## To do
Transcribe every line of the entries below without any changes, leaving out the pictures.

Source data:
□ □ □

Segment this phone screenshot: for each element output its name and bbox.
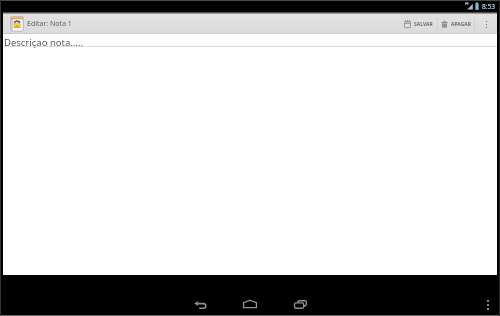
button[interactable]: Back bbox=[175, 292, 225, 316]
staticText: Descriçao nota..... bbox=[4, 36, 83, 49]
staticText: SALVAR bbox=[414, 21, 433, 28]
staticText: 8:53 bbox=[482, 2, 496, 11]
button[interactable]: Menu bbox=[482, 299, 494, 311]
button[interactable]: More options bbox=[475, 14, 497, 34]
button[interactable]: Recent apps bbox=[275, 292, 325, 316]
staticText: APAGAR bbox=[451, 21, 472, 28]
staticText: Editar: Nota 1 bbox=[27, 19, 72, 29]
button[interactable]: APAGAR bbox=[438, 14, 474, 34]
button[interactable]: Home bbox=[225, 292, 275, 316]
button[interactable]: SALVAR bbox=[399, 14, 437, 34]
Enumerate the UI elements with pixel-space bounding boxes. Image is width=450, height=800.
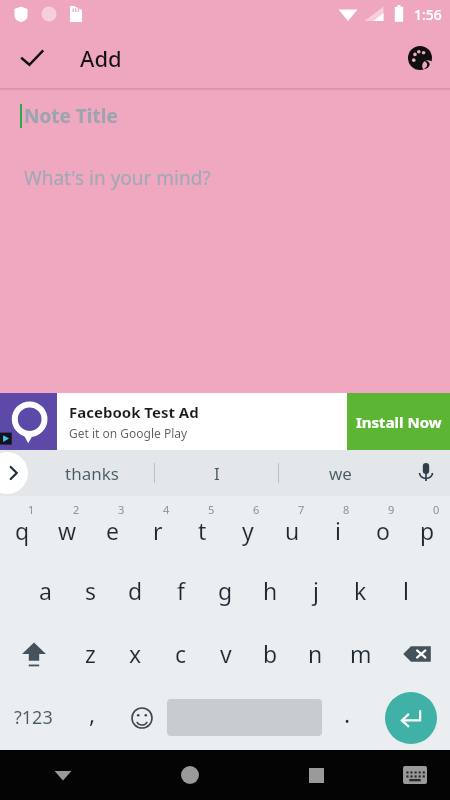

□ □ □

## Final answer
Segment this phone screenshot: for each element output its name and bbox.
button[interactable]: Back bbox=[175, 292, 225, 316]
staticText: Descriçao nota..... bbox=[4, 36, 83, 49]
staticText: SALVAR bbox=[414, 21, 433, 28]
staticText: 8:53 bbox=[482, 2, 496, 11]
button[interactable]: Menu bbox=[482, 299, 494, 311]
button[interactable]: More options bbox=[475, 14, 497, 34]
button[interactable]: Recent apps bbox=[275, 292, 325, 316]
staticText: APAGAR bbox=[451, 21, 472, 28]
staticText: Editar: Nota 1 bbox=[27, 19, 72, 29]
button[interactable]: APAGAR bbox=[438, 14, 474, 34]
button[interactable]: Home bbox=[225, 292, 275, 316]
button[interactable]: SALVAR bbox=[399, 14, 437, 34]
Enumerate the UI elements with pixel-space bounding boxes. Image is width=450, height=800.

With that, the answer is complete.